• About this task
Please repeat the data shown below, word for word.

• Exercise materials
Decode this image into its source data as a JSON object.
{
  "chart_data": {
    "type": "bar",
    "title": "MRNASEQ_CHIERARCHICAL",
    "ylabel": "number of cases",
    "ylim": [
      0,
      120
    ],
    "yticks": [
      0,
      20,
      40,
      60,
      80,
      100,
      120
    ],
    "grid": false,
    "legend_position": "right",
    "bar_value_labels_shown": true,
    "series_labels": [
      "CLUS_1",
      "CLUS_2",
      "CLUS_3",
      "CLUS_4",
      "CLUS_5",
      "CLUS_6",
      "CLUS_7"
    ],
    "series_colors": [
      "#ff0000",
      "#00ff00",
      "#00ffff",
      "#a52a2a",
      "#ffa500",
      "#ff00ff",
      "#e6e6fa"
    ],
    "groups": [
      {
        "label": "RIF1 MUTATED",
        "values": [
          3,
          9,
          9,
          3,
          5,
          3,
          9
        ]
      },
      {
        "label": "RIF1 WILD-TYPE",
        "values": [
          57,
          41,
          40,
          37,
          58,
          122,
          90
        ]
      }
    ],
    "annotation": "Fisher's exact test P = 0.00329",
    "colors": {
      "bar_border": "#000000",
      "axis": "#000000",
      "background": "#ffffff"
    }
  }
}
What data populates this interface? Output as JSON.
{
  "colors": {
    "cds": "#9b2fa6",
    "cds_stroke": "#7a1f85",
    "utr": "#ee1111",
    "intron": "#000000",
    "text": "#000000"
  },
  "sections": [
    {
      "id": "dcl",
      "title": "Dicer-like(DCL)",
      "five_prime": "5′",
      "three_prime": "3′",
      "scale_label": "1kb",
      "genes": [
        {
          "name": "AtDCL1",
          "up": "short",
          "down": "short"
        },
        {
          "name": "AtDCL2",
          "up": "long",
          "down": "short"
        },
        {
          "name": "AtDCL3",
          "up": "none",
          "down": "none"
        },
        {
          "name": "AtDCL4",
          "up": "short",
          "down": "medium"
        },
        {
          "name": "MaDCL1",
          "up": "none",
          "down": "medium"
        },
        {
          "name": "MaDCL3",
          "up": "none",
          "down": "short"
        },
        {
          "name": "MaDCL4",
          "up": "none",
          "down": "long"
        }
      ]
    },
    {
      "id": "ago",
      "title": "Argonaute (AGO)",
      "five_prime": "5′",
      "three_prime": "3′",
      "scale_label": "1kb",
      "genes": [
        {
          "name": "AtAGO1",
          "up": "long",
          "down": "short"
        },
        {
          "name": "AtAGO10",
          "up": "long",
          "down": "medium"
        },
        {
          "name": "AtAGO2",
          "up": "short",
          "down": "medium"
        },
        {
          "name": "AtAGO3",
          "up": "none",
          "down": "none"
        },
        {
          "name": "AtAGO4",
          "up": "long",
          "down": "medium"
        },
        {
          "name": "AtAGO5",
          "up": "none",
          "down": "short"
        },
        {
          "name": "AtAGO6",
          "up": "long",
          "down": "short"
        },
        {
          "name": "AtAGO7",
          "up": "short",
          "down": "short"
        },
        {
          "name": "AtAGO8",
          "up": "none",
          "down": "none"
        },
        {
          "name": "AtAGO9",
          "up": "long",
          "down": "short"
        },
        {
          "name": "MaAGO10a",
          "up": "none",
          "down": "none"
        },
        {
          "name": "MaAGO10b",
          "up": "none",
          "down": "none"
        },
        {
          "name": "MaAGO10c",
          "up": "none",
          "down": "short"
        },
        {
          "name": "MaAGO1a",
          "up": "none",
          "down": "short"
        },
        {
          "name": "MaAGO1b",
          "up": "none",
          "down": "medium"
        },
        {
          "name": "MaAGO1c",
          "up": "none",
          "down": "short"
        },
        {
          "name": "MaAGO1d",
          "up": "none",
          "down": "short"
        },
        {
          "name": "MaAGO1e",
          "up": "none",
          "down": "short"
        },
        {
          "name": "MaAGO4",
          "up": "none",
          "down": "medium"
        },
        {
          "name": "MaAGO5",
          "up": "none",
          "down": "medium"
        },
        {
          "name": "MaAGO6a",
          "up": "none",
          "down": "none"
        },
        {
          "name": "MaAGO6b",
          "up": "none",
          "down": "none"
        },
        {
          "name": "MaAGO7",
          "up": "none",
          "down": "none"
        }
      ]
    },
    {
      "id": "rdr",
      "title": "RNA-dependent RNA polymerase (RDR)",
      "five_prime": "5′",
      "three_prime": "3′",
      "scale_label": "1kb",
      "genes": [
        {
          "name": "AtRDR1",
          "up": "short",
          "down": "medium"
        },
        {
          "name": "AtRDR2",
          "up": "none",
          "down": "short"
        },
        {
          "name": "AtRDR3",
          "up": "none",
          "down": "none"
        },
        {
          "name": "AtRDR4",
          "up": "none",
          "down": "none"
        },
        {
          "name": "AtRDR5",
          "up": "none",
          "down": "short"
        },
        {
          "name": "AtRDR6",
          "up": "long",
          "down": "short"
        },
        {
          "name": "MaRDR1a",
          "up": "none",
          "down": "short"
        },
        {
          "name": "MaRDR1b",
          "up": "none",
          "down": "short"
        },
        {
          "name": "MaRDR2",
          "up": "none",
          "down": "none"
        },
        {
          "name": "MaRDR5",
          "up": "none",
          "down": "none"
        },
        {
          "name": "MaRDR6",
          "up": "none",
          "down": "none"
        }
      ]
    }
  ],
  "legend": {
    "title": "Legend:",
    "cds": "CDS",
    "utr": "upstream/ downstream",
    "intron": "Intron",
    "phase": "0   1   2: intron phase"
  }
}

• Response area
Decode this image into its source data as a JSON object.
{
  "chart_data": {
    "type": "bar",
    "title": "MRNASEQ_CHIERARCHICAL",
    "ylabel": "number of cases",
    "ylim": [
      0,
      120
    ],
    "yticks": [
      0,
      20,
      40,
      60,
      80,
      100,
      120
    ],
    "grid": false,
    "legend_position": "right",
    "bar_value_labels_shown": true,
    "series_labels": [
      "CLUS_1",
      "CLUS_2",
      "CLUS_3",
      "CLUS_4",
      "CLUS_5",
      "CLUS_6",
      "CLUS_7"
    ],
    "series_colors": [
      "#ff0000",
      "#00ff00",
      "#00ffff",
      "#a52a2a",
      "#ffa500",
      "#ff00ff",
      "#e6e6fa"
    ],
    "groups": [
      {
        "label": "RIF1 MUTATED",
        "values": [
          3,
          9,
          9,
          3,
          5,
          3,
          9
        ]
      },
      {
        "label": "RIF1 WILD-TYPE",
        "values": [
          57,
          41,
          40,
          37,
          58,
          122,
          90
        ]
      }
    ],
    "annotation": "Fisher's exact test P = 0.00329",
    "colors": {
      "bar_border": "#000000",
      "axis": "#000000",
      "background": "#ffffff"
    }
  }
}
What data populates this interface? Output as JSON.
{
  "colors": {
    "cds": "#9b2fa6",
    "cds_stroke": "#7a1f85",
    "utr": "#ee1111",
    "intron": "#000000",
    "text": "#000000"
  },
  "sections": [
    {
      "id": "dcl",
      "title": "Dicer-like(DCL)",
      "five_prime": "5′",
      "three_prime": "3′",
      "scale_label": "1kb",
      "genes": [
        {
          "name": "AtDCL1",
          "up": "short",
          "down": "short"
        },
        {
          "name": "AtDCL2",
          "up": "long",
          "down": "short"
        },
        {
          "name": "AtDCL3",
          "up": "none",
          "down": "none"
        },
        {
          "name": "AtDCL4",
          "up": "short",
          "down": "medium"
        },
        {
          "name": "MaDCL1",
          "up": "none",
          "down": "medium"
        },
        {
          "name": "MaDCL3",
          "up": "none",
          "down": "short"
        },
        {
          "name": "MaDCL4",
          "up": "none",
          "down": "long"
        }
      ]
    },
    {
      "id": "ago",
      "title": "Argonaute (AGO)",
      "five_prime": "5′",
      "three_prime": "3′",
      "scale_label": "1kb",
      "genes": [
        {
          "name": "AtAGO1",
          "up": "long",
          "down": "short"
        },
        {
          "name": "AtAGO10",
          "up": "long",
          "down": "medium"
        },
        {
          "name": "AtAGO2",
          "up": "short",
          "down": "medium"
        },
        {
          "name": "AtAGO3",
          "up": "none",
          "down": "none"
        },
        {
          "name": "AtAGO4",
          "up": "long",
          "down": "medium"
        },
        {
          "name": "AtAGO5",
          "up": "none",
          "down": "short"
        },
        {
          "name": "AtAGO6",
          "up": "long",
          "down": "short"
        },
        {
          "name": "AtAGO7",
          "up": "short",
          "down": "short"
        },
        {
          "name": "AtAGO8",
          "up": "none",
          "down": "none"
        },
        {
          "name": "AtAGO9",
          "up": "long",
          "down": "short"
        },
        {
          "name": "MaAGO10a",
          "up": "none",
          "down": "none"
        },
        {
          "name": "MaAGO10b",
          "up": "none",
          "down": "none"
        },
        {
          "name": "MaAGO10c",
          "up": "none",
          "down": "short"
        },
        {
          "name": "MaAGO1a",
          "up": "none",
          "down": "short"
        },
        {
          "name": "MaAGO1b",
          "up": "none",
          "down": "medium"
        },
        {
          "name": "MaAGO1c",
          "up": "none",
          "down": "short"
        },
        {
          "name": "MaAGO1d",
          "up": "none",
          "down": "short"
        },
        {
          "name": "MaAGO1e",
          "up": "none",
          "down": "short"
        },
        {
          "name": "MaAGO4",
          "up": "none",
          "down": "medium"
        },
        {
          "name": "MaAGO5",
          "up": "none",
          "down": "medium"
        },
        {
          "name": "MaAGO6a",
          "up": "none",
          "down": "none"
        },
        {
          "name": "MaAGO6b",
          "up": "none",
          "down": "none"
        },
        {
          "name": "MaAGO7",
          "up": "none",
          "down": "none"
        }
      ]
    },
    {
      "id": "rdr",
      "title": "RNA-dependent RNA polymerase (RDR)",
      "five_prime": "5′",
      "three_prime": "3′",
      "scale_label": "1kb",
      "genes": [
        {
          "name": "AtRDR1",
          "up": "short",
          "down": "medium"
        },
        {
          "name": "AtRDR2",
          "up": "none",
          "down": "short"
        },
        {
          "name": "AtRDR3",
          "up": "none",
          "down": "none"
        },
        {
          "name": "AtRDR4",
          "up": "none",
          "down": "none"
        },
        {
          "name": "AtRDR5",
          "up": "none",
          "down": "short"
        },
        {
          "name": "AtRDR6",
          "up": "long",
          "down": "short"
        },
        {
          "name": "MaRDR1a",
          "up": "none",
          "down": "short"
        },
        {
          "name": "MaRDR1b",
          "up": "none",
          "down": "short"
        },
        {
          "name": "MaRDR2",
          "up": "none",
          "down": "none"
        },
        {
          "name": "MaRDR5",
          "up": "none",
          "down": "none"
        },
        {
          "name": "MaRDR6",
          "up": "none",
          "down": "none"
        }
      ]
    }
  ],
  "legend": {
    "title": "Legend:",
    "cds": "CDS",
    "utr": "upstream/ downstream",
    "intron": "Intron",
    "phase": "0   1   2: intron phase"
  }
}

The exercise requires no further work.